Wherever the word "debentures" appears in a line, copy that line.
** begin Dataset entries **
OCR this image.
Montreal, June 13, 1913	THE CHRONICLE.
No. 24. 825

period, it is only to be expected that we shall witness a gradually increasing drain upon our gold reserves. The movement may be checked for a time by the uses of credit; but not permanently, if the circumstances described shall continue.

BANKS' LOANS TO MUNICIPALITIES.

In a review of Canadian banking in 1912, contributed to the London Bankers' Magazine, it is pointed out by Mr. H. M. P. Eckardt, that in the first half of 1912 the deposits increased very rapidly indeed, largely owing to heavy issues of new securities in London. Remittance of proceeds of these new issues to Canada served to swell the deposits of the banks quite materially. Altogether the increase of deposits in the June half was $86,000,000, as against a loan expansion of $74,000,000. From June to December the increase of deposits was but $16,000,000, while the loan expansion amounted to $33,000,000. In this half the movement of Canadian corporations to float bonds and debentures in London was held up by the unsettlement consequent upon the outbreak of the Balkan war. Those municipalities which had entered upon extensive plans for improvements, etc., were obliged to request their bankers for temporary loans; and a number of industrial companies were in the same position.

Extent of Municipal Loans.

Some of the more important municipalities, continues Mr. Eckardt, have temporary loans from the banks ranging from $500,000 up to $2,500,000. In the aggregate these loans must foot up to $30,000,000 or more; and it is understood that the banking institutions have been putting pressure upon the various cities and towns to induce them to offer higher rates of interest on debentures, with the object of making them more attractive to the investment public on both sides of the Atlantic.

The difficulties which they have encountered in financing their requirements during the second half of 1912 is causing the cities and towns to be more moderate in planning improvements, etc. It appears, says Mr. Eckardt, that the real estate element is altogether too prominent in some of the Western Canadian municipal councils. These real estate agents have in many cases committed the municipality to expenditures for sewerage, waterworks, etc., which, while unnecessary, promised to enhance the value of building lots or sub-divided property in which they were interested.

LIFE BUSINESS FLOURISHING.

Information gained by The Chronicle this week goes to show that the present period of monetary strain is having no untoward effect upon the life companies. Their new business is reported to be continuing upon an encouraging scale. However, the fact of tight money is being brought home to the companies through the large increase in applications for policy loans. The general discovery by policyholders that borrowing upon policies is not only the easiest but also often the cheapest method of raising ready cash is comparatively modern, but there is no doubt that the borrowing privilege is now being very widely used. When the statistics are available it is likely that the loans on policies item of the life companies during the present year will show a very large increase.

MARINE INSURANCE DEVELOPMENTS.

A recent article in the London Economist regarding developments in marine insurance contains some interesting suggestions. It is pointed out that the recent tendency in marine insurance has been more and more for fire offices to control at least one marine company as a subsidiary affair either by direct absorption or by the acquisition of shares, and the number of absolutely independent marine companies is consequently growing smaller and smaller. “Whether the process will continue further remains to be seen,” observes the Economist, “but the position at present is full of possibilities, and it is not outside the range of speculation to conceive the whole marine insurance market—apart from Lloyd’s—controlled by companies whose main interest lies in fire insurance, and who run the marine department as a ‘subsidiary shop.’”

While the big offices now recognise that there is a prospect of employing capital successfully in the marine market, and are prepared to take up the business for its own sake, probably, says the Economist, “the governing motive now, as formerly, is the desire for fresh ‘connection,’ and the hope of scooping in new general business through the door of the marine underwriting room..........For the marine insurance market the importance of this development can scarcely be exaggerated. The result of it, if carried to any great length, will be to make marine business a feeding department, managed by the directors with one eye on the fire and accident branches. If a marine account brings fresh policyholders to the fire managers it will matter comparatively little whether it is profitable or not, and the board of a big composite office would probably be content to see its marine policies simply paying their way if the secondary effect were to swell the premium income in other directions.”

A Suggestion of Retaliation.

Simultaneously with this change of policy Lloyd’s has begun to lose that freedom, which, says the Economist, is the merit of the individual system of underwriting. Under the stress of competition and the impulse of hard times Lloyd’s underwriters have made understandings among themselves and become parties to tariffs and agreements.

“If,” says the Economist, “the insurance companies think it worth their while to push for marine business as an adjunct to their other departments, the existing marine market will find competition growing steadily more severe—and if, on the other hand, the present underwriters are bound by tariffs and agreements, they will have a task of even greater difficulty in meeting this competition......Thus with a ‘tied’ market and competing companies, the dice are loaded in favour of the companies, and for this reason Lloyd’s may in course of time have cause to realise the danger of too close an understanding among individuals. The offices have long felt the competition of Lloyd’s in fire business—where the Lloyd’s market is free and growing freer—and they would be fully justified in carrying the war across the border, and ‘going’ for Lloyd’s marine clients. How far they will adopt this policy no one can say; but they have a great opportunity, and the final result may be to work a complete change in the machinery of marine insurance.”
** end Dataset entries **
** begin Dataset entries **
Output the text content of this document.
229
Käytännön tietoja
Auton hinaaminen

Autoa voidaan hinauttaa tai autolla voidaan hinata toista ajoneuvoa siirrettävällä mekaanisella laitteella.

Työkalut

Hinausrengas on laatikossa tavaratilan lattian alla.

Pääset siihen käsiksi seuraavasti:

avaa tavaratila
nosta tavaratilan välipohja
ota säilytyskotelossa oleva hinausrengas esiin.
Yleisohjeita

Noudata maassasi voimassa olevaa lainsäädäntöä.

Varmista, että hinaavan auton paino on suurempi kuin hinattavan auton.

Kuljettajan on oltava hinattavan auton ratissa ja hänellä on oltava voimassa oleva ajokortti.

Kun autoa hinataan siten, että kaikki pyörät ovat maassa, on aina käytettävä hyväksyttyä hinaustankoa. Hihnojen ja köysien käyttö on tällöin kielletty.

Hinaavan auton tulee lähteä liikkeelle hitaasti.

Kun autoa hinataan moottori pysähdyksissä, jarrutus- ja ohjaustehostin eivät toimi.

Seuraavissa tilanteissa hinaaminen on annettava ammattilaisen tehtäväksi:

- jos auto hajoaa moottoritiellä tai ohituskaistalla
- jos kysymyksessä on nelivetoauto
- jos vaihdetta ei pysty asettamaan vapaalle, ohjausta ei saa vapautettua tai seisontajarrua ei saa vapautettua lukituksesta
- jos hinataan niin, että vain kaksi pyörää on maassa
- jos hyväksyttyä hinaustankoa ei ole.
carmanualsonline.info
** end Dataset entries **
Completed task:
In a review of Canadian banking in 1912, contributed to the London Bankers' Magazine, it is pointed out by Mr. H. M. P. Eckardt, that in the first half of 1912 the deposits increased very rapidly indeed, largely owing to heavy issues of new securities in London. Remittance of proceeds of these new issues to Canada served to swell the deposits of the banks quite materially. Altogether the increase of deposits in the June half was $86,000,000, as against a loan expansion of $74,000,000. From June to December the increase of deposits was but $16,000,000, while the loan expansion amounted to $33,000,000. In this half the movement of Canadian corporations to float bonds and debentures in London was held up by the unsettlement consequent upon the outbreak of the Balkan war. Those municipalities which had entered upon extensive plans for improvements, etc., were obliged to request their bankers for temporary loans; and a number of industrial companies were in the same position.
Some of the more important municipalities, continues Mr. Eckardt, have temporary loans from the banks ranging from $500,000 up to $2,500,000. In the aggregate these loans must foot up to $30,000,000 or more; and it is understood that the banking institutions have been putting pressure upon the various cities and towns to induce them to offer higher rates of interest on debentures, with the object of making them more attractive to the investment public on both sides of the Atlantic.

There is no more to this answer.